• _THE EXERCISE_:
Determine how many lines in the data below contain "name" and write only that number.

• _DATASET RECORDS_:
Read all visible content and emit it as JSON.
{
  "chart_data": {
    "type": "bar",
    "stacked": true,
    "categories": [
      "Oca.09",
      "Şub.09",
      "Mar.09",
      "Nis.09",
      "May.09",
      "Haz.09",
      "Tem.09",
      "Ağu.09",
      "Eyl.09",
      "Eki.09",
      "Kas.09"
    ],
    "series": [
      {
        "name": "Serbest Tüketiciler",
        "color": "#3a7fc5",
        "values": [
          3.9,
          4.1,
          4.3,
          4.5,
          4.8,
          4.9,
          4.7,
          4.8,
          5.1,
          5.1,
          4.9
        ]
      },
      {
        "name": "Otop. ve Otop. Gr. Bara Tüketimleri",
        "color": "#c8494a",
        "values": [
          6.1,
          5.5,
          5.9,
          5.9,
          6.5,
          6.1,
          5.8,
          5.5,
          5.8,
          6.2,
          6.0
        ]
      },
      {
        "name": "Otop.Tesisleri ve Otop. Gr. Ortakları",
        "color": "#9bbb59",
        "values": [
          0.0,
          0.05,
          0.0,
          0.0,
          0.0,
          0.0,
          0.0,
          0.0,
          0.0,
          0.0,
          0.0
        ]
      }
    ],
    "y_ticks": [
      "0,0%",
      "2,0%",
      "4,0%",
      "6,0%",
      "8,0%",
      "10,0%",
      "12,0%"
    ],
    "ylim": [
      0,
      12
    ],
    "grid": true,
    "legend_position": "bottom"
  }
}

• _TASK OUTPUT_:
3